What to produce
Pull every line containing the word "Account" from the records.
::: Available data
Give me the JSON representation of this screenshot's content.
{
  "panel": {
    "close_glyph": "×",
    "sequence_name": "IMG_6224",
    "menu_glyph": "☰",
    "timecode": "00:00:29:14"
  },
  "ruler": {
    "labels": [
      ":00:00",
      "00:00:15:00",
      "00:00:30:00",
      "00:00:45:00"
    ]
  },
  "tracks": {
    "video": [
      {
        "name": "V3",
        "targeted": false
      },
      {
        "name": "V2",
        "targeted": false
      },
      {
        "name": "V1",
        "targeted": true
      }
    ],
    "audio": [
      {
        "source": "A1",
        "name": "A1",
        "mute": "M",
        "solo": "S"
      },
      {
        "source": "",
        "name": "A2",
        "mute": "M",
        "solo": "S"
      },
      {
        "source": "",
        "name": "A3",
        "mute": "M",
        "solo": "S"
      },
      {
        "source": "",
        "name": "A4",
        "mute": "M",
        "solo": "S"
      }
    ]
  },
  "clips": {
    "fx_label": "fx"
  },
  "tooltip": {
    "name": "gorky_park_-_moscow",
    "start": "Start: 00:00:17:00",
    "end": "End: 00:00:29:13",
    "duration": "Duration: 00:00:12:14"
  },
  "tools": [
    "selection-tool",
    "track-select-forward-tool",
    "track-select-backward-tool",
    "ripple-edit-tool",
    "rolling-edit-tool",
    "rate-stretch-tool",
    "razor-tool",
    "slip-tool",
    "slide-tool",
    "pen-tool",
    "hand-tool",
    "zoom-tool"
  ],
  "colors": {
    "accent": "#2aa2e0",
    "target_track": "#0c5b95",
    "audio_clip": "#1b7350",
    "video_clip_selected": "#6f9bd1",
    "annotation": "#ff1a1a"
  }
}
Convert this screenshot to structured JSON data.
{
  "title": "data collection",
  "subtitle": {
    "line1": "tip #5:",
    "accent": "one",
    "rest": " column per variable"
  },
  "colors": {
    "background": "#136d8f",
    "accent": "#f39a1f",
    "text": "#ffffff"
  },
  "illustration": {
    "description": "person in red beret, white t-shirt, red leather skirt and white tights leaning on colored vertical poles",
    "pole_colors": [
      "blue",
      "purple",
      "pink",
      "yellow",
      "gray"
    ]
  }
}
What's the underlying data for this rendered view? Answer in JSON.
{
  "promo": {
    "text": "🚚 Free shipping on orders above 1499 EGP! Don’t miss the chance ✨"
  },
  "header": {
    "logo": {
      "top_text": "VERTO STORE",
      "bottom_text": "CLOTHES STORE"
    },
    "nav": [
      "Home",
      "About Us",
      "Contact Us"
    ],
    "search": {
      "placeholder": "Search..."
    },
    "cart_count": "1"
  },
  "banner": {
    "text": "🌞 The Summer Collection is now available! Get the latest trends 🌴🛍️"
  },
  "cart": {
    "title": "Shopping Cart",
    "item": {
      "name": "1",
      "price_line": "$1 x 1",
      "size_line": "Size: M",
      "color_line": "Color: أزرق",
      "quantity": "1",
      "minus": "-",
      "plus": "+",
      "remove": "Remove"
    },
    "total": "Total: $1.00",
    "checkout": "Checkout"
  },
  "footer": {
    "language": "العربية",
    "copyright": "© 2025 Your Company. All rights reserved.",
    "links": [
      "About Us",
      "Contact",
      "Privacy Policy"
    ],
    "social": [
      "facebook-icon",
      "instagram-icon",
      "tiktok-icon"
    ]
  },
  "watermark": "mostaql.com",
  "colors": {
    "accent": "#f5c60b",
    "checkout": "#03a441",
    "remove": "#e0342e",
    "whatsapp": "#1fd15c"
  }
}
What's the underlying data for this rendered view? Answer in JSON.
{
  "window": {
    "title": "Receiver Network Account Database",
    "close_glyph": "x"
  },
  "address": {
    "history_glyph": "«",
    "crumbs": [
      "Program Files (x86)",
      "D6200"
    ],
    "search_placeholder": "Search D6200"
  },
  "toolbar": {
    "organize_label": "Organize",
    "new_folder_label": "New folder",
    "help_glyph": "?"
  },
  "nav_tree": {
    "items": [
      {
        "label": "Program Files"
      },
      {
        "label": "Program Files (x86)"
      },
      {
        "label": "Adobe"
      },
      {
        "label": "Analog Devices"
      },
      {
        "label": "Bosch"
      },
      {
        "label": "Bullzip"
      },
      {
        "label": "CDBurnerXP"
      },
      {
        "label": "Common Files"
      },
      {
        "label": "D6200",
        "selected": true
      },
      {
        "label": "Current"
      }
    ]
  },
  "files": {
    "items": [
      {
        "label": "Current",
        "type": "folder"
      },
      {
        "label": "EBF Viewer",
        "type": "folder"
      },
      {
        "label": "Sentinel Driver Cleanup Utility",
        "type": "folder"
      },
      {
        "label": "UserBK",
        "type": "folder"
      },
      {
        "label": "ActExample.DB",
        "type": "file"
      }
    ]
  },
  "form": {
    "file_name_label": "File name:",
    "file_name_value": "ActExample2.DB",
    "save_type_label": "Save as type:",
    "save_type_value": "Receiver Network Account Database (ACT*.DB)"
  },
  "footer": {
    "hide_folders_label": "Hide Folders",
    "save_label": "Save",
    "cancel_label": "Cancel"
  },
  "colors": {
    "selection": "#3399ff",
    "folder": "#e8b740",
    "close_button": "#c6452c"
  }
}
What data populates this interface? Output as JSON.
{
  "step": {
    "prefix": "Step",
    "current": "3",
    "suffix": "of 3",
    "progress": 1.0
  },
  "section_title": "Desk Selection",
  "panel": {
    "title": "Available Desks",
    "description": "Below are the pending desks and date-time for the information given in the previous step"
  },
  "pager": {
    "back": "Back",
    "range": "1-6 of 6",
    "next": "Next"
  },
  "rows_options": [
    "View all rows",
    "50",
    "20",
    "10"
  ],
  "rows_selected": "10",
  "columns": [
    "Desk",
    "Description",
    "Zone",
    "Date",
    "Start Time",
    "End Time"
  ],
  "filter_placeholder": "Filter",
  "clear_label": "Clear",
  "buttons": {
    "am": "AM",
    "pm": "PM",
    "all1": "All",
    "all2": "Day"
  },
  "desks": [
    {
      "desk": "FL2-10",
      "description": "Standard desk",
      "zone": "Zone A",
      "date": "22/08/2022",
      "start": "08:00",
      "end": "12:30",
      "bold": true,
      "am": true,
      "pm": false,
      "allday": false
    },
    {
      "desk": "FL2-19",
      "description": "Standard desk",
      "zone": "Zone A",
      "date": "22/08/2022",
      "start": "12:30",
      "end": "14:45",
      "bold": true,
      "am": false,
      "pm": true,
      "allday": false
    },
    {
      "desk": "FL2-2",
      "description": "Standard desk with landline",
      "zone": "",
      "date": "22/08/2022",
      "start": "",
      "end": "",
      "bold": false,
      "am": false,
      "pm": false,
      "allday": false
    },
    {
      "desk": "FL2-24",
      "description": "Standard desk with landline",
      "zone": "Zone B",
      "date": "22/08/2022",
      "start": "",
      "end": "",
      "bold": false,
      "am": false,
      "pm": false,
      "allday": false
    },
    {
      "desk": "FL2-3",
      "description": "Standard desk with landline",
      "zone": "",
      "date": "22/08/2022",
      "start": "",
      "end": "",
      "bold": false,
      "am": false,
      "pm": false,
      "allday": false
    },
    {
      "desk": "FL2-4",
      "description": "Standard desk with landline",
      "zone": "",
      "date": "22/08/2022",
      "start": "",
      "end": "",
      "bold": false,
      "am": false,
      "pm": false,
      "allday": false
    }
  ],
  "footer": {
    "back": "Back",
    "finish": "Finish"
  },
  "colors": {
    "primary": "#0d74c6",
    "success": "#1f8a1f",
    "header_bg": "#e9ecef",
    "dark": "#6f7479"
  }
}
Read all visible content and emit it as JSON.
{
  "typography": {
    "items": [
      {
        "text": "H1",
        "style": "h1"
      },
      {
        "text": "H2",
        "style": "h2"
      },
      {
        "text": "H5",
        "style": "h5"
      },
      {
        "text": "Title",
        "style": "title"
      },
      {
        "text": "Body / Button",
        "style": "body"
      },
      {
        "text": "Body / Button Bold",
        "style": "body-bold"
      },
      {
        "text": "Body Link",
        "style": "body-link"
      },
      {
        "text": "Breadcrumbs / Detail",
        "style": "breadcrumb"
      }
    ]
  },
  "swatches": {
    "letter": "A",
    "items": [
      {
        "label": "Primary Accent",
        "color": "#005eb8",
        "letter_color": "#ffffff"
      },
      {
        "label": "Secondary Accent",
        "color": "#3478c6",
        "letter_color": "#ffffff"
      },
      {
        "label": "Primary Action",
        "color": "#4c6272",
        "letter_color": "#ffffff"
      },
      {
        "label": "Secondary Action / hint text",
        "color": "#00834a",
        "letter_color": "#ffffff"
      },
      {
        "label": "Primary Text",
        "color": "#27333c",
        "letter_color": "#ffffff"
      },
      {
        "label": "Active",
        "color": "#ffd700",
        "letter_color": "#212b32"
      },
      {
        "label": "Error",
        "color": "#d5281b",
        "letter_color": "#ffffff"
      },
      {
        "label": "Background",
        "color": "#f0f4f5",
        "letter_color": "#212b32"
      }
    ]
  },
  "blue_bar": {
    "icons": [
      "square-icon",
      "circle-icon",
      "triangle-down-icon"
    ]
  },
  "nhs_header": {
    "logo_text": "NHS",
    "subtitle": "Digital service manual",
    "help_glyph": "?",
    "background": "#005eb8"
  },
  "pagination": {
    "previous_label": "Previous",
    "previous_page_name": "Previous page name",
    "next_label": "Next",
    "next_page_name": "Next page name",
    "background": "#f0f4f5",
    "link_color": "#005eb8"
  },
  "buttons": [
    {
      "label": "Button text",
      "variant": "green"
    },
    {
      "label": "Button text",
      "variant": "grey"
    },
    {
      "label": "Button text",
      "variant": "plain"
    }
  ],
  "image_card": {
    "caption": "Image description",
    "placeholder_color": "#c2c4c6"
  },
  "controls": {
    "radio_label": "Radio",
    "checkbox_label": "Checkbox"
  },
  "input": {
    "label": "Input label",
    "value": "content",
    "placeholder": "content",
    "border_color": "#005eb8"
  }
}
::::::
Solved exercise
    "title": "Receiver Network Account Database",
    "save_type_value": "Receiver Network Account Database (ACT*.DB)"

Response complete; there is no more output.